#### Dataset excerpts ####

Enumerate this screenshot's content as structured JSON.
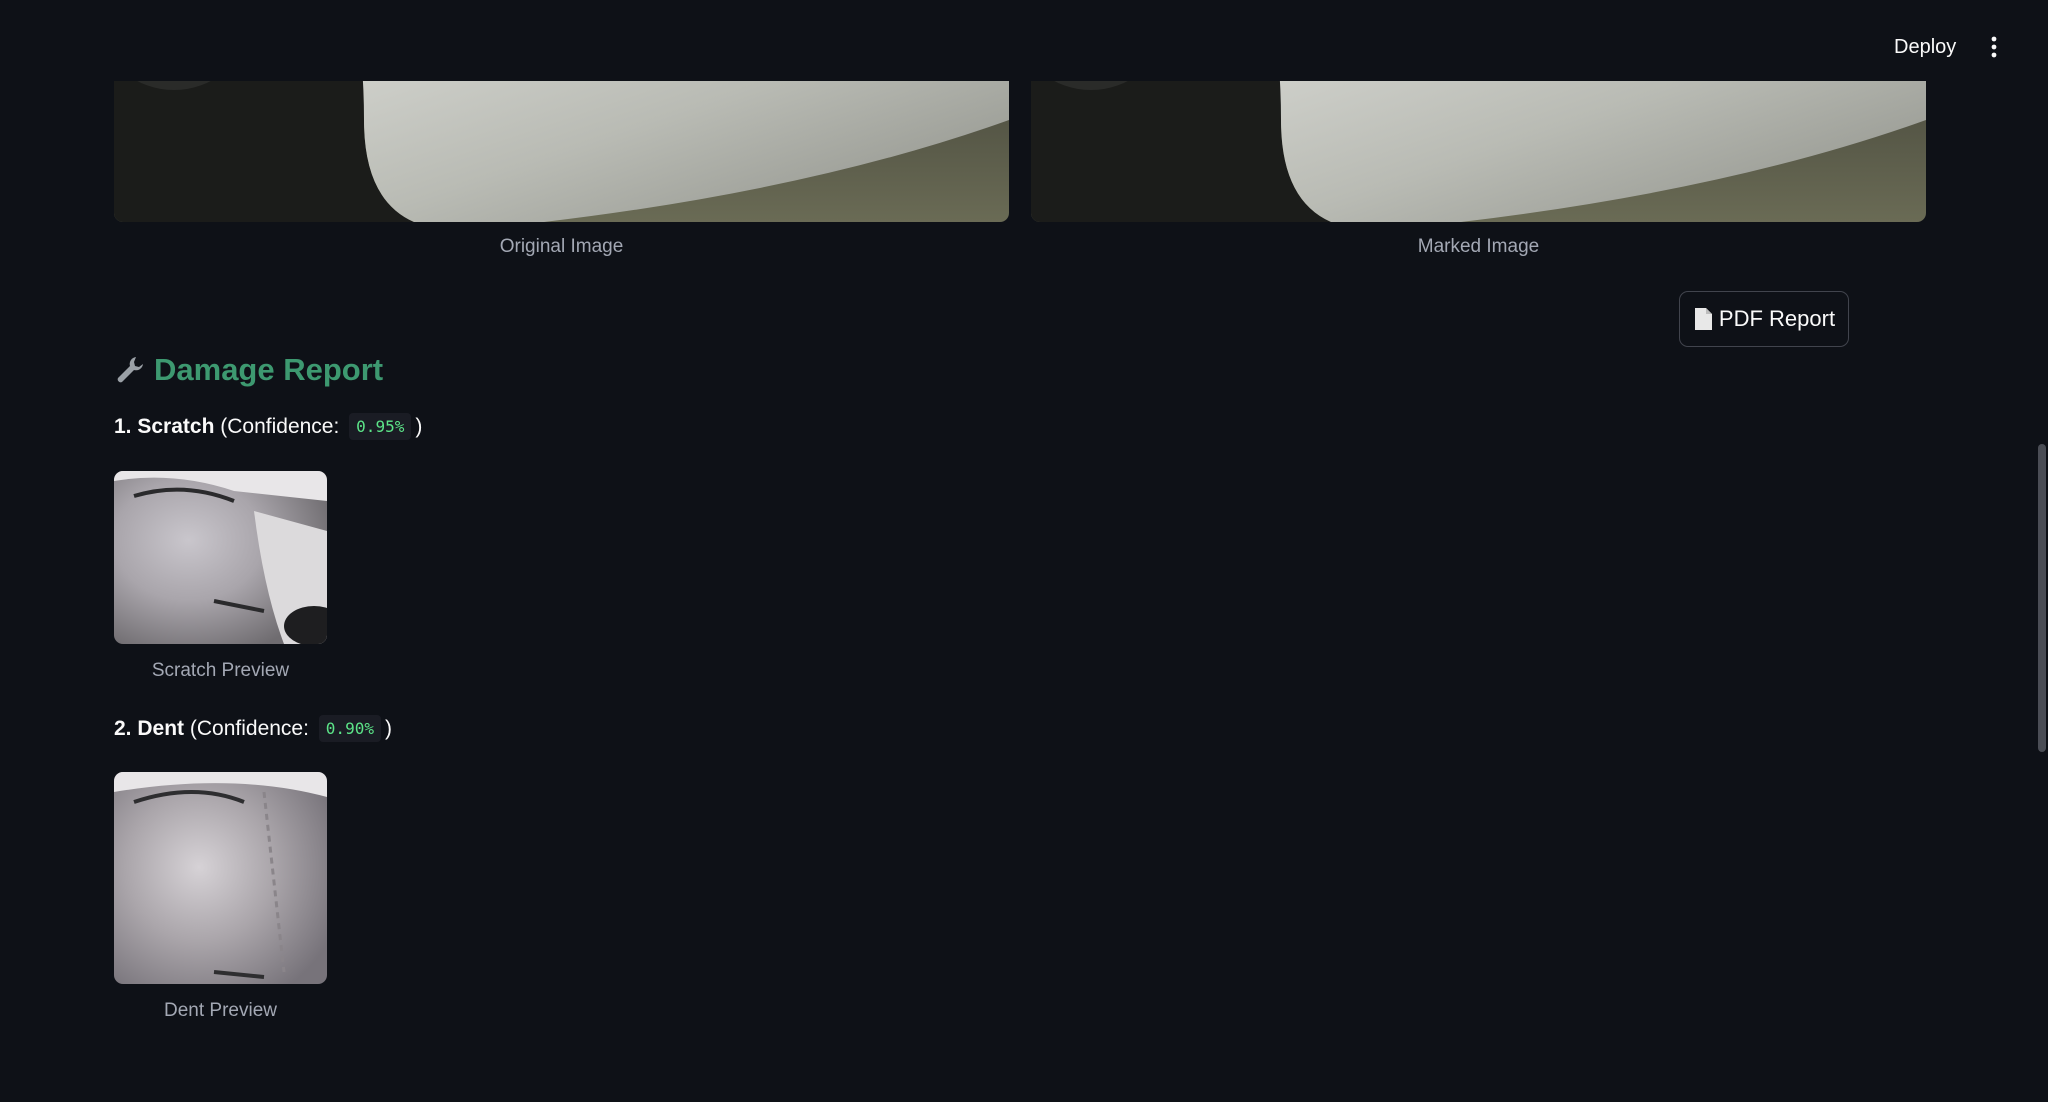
{
  "header": {
    "deploy_label": "Deploy",
    "menu_icon": "vertical-dots-icon"
  },
  "images": {
    "original_caption": "Original Image",
    "marked_caption": "Marked Image"
  },
  "pdf_button": {
    "icon": "document-icon",
    "label": "PDF Report"
  },
  "report": {
    "icon": "wrench-icon",
    "title": "Damage Report",
    "items": [
      {
        "index": "1.",
        "type": "Scratch",
        "confidence_prefix": "(Confidence:",
        "confidence": "0.95%",
        "confidence_suffix": ")",
        "preview_caption": "Scratch Preview"
      },
      {
        "index": "2.",
        "type": "Dent",
        "confidence_prefix": "(Confidence:",
        "confidence": "0.90%",
        "confidence_suffix": ")",
        "preview_caption": "Dent Preview"
      }
    ]
  },
  "colors": {
    "background": "#0e1117",
    "heading_green": "#3d9970",
    "code_green": "#5ce488",
    "caption_gray": "#a3a8b4"
  }
}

####

To do |
Copy the records above exactly. The pictures are not part of the copy.

Result |
Enumerate this screenshot's content as structured JSON.
{
  "header": {
    "deploy_label": "Deploy",
    "menu_icon": "vertical-dots-icon"
  },
  "images": {
    "original_caption": "Original Image",
    "marked_caption": "Marked Image"
  },
  "pdf_button": {
    "icon": "document-icon",
    "label": "PDF Report"
  },
  "report": {
    "icon": "wrench-icon",
    "title": "Damage Report",
    "items": [
      {
        "index": "1.",
        "type": "Scratch",
        "confidence_prefix": "(Confidence:",
        "confidence": "0.95%",
        "confidence_suffix": ")",
        "preview_caption": "Scratch Preview"
      },
      {
        "index": "2.",
        "type": "Dent",
        "confidence_prefix": "(Confidence:",
        "confidence": "0.90%",
        "confidence_suffix": ")",
        "preview_caption": "Dent Preview"
      }
    ]
  },
  "colors": {
    "background": "#0e1117",
    "heading_green": "#3d9970",
    "code_green": "#5ce488",
    "caption_gray": "#a3a8b4"
  }
}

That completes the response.